What you have to do:
Scan the records below. List lines holding "this".
>>>
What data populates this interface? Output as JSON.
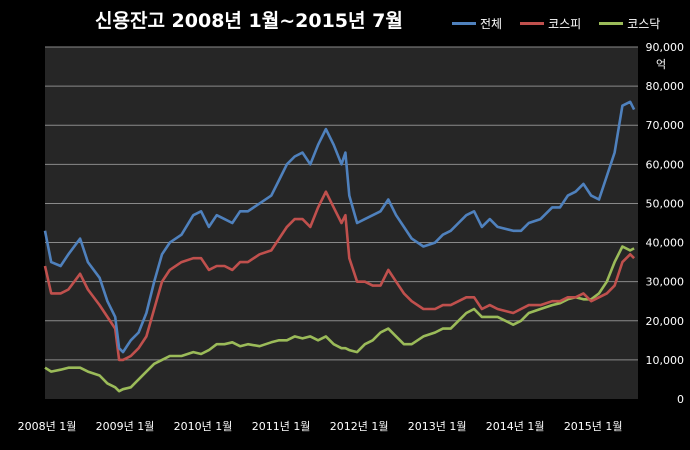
{
  "chart_data": {
    "type": "line",
    "title": "신용잔고 2008년 1월~2015년 7월",
    "ylabel": "억",
    "xlabel": "",
    "ylim": [
      0,
      90000
    ],
    "y_ticks": [
      0,
      10000,
      20000,
      30000,
      40000,
      50000,
      60000,
      70000,
      80000,
      90000
    ],
    "y_tick_labels": [
      "0",
      "10,000",
      "20,000",
      "30,000",
      "40,000",
      "50,000",
      "60,000",
      "70,000",
      "80,000",
      "90,000"
    ],
    "x_tick_labels": [
      "2008년 1월",
      "2009년 1월",
      "2010년 1월",
      "2011년 1월",
      "2012년 1월",
      "2013년 1월",
      "2014년 1월",
      "2015년 1월"
    ],
    "x_range": [
      2008.0,
      2015.6
    ],
    "grid": true,
    "legend_position": "top-right",
    "background": "#262626",
    "series": [
      {
        "name": "전체",
        "color": "#4f81bd",
        "x": [
          2008.0,
          2008.08,
          2008.2,
          2008.3,
          2008.45,
          2008.55,
          2008.7,
          2008.8,
          2008.9,
          2008.95,
          2009.0,
          2009.1,
          2009.2,
          2009.3,
          2009.4,
          2009.5,
          2009.6,
          2009.75,
          2009.9,
          2010.0,
          2010.1,
          2010.2,
          2010.3,
          2010.4,
          2010.5,
          2010.6,
          2010.75,
          2010.9,
          2011.0,
          2011.1,
          2011.2,
          2011.3,
          2011.4,
          2011.5,
          2011.6,
          2011.7,
          2011.8,
          2011.85,
          2011.9,
          2012.0,
          2012.1,
          2012.2,
          2012.3,
          2012.4,
          2012.5,
          2012.6,
          2012.7,
          2012.85,
          2013.0,
          2013.1,
          2013.2,
          2013.3,
          2013.4,
          2013.5,
          2013.6,
          2013.7,
          2013.8,
          2014.0,
          2014.1,
          2014.2,
          2014.35,
          2014.5,
          2014.6,
          2014.7,
          2014.8,
          2014.9,
          2015.0,
          2015.1,
          2015.2,
          2015.3,
          2015.4,
          2015.5,
          2015.55
        ],
        "values": [
          43000,
          35000,
          34000,
          37000,
          41000,
          35000,
          31000,
          25000,
          21000,
          13000,
          12000,
          15000,
          17000,
          22000,
          30000,
          37000,
          40000,
          42000,
          47000,
          48000,
          44000,
          47000,
          46000,
          45000,
          48000,
          48000,
          50000,
          52000,
          56000,
          60000,
          62000,
          63000,
          60000,
          65000,
          69000,
          65000,
          60000,
          63000,
          52000,
          45000,
          46000,
          47000,
          48000,
          51000,
          47000,
          44000,
          41000,
          39000,
          40000,
          42000,
          43000,
          45000,
          47000,
          48000,
          44000,
          46000,
          44000,
          43000,
          43000,
          45000,
          46000,
          49000,
          49000,
          52000,
          53000,
          55000,
          52000,
          51000,
          57000,
          63000,
          75000,
          76000,
          74000
        ]
      },
      {
        "name": "코스피",
        "color": "#c0504d",
        "x": [
          2008.0,
          2008.08,
          2008.2,
          2008.3,
          2008.45,
          2008.55,
          2008.7,
          2008.8,
          2008.9,
          2008.95,
          2009.0,
          2009.1,
          2009.2,
          2009.3,
          2009.4,
          2009.5,
          2009.6,
          2009.75,
          2009.9,
          2010.0,
          2010.1,
          2010.2,
          2010.3,
          2010.4,
          2010.5,
          2010.6,
          2010.75,
          2010.9,
          2011.0,
          2011.1,
          2011.2,
          2011.3,
          2011.4,
          2011.5,
          2011.6,
          2011.7,
          2011.8,
          2011.85,
          2011.9,
          2012.0,
          2012.1,
          2012.2,
          2012.3,
          2012.4,
          2012.5,
          2012.6,
          2012.7,
          2012.85,
          2013.0,
          2013.1,
          2013.2,
          2013.3,
          2013.4,
          2013.5,
          2013.6,
          2013.7,
          2013.8,
          2014.0,
          2014.1,
          2014.2,
          2014.35,
          2014.5,
          2014.6,
          2014.7,
          2014.8,
          2014.9,
          2015.0,
          2015.1,
          2015.2,
          2015.3,
          2015.4,
          2015.5,
          2015.55
        ],
        "values": [
          34000,
          27000,
          27000,
          28000,
          32000,
          28000,
          24000,
          21000,
          18000,
          10000,
          10000,
          11000,
          13000,
          16000,
          23000,
          30000,
          33000,
          35000,
          36000,
          36000,
          33000,
          34000,
          34000,
          33000,
          35000,
          35000,
          37000,
          38000,
          41000,
          44000,
          46000,
          46000,
          44000,
          49000,
          53000,
          49000,
          45000,
          47000,
          36000,
          30000,
          30000,
          29000,
          29000,
          33000,
          30000,
          27000,
          25000,
          23000,
          23000,
          24000,
          24000,
          25000,
          26000,
          26000,
          23000,
          24000,
          23000,
          22000,
          23000,
          24000,
          24000,
          25000,
          25000,
          26000,
          26000,
          27000,
          25000,
          26000,
          27000,
          29000,
          35000,
          37000,
          36000
        ]
      },
      {
        "name": "코스닥",
        "color": "#9bbb59",
        "x": [
          2008.0,
          2008.08,
          2008.2,
          2008.3,
          2008.45,
          2008.55,
          2008.7,
          2008.8,
          2008.9,
          2008.95,
          2009.0,
          2009.1,
          2009.2,
          2009.3,
          2009.4,
          2009.5,
          2009.6,
          2009.75,
          2009.9,
          2010.0,
          2010.1,
          2010.2,
          2010.3,
          2010.4,
          2010.5,
          2010.6,
          2010.75,
          2010.9,
          2011.0,
          2011.1,
          2011.2,
          2011.3,
          2011.4,
          2011.5,
          2011.6,
          2011.7,
          2011.8,
          2011.85,
          2011.9,
          2012.0,
          2012.1,
          2012.2,
          2012.3,
          2012.4,
          2012.5,
          2012.6,
          2012.7,
          2012.85,
          2013.0,
          2013.1,
          2013.2,
          2013.3,
          2013.4,
          2013.5,
          2013.6,
          2013.7,
          2013.8,
          2014.0,
          2014.1,
          2014.2,
          2014.35,
          2014.5,
          2014.6,
          2014.7,
          2014.8,
          2014.9,
          2015.0,
          2015.1,
          2015.2,
          2015.3,
          2015.4,
          2015.5,
          2015.55
        ],
        "values": [
          8000,
          7000,
          7500,
          8000,
          8000,
          7000,
          6000,
          4000,
          3000,
          2000,
          2500,
          3000,
          5000,
          7000,
          9000,
          10000,
          11000,
          11000,
          12000,
          11500,
          12500,
          14000,
          14000,
          14500,
          13500,
          14000,
          13500,
          14500,
          15000,
          15000,
          16000,
          15500,
          16000,
          15000,
          16000,
          14000,
          13000,
          13000,
          12500,
          12000,
          14000,
          15000,
          17000,
          18000,
          16000,
          14000,
          14000,
          16000,
          17000,
          18000,
          18000,
          20000,
          22000,
          23000,
          21000,
          21000,
          21000,
          19000,
          20000,
          22000,
          23000,
          24000,
          24500,
          25500,
          26000,
          25500,
          25500,
          27000,
          30000,
          35000,
          39000,
          38000,
          38500
        ]
      }
    ]
  }
}
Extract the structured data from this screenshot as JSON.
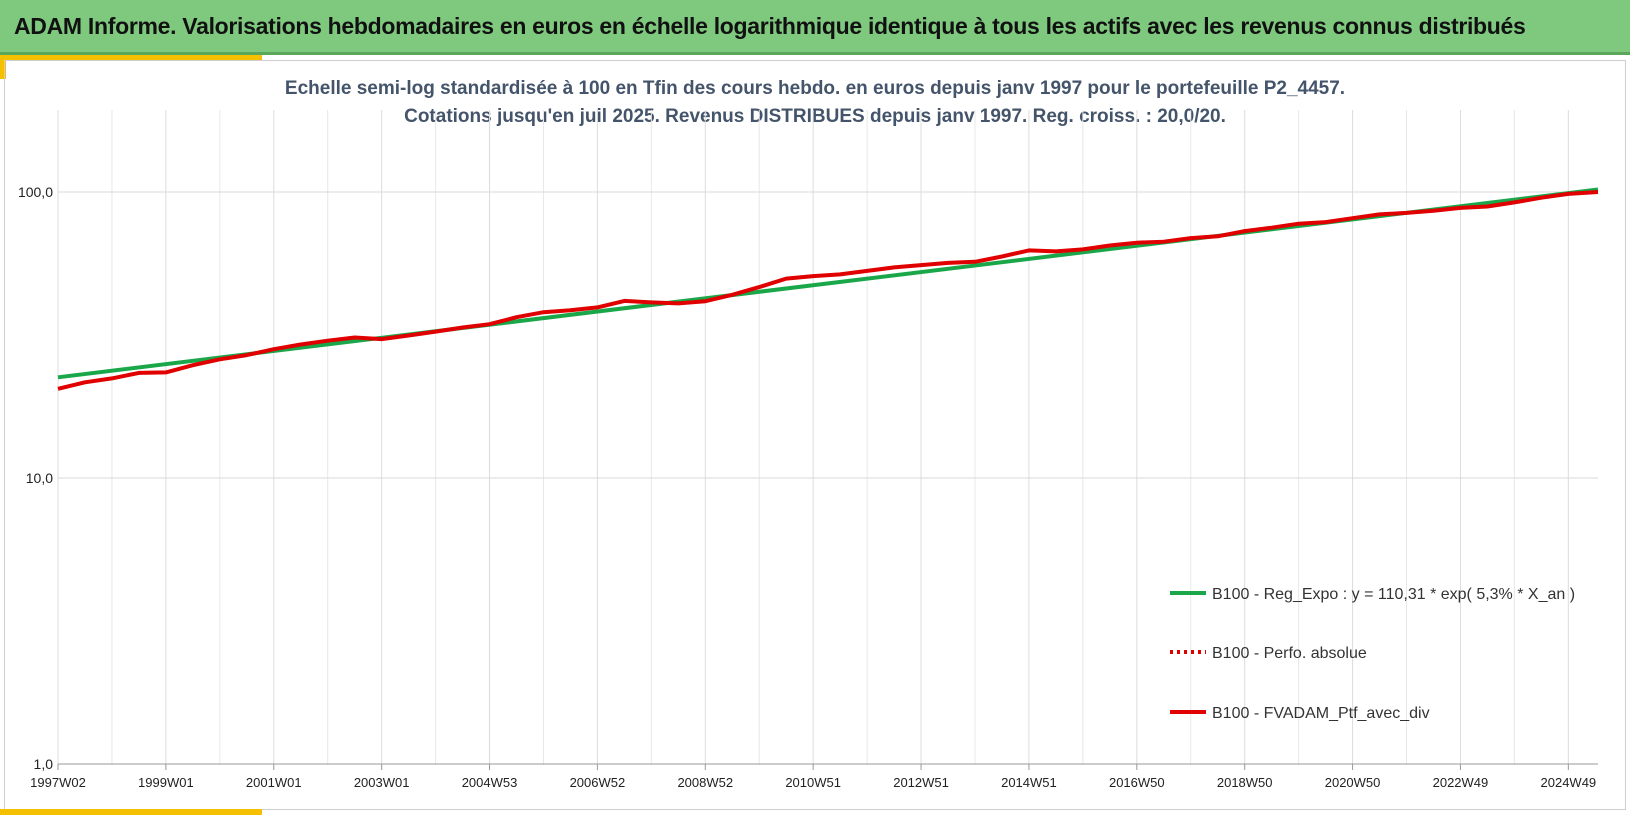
<<<
Finished answer:
What data populates this interface? Output as JSON.
Extract the structured data from this screenshot as JSON.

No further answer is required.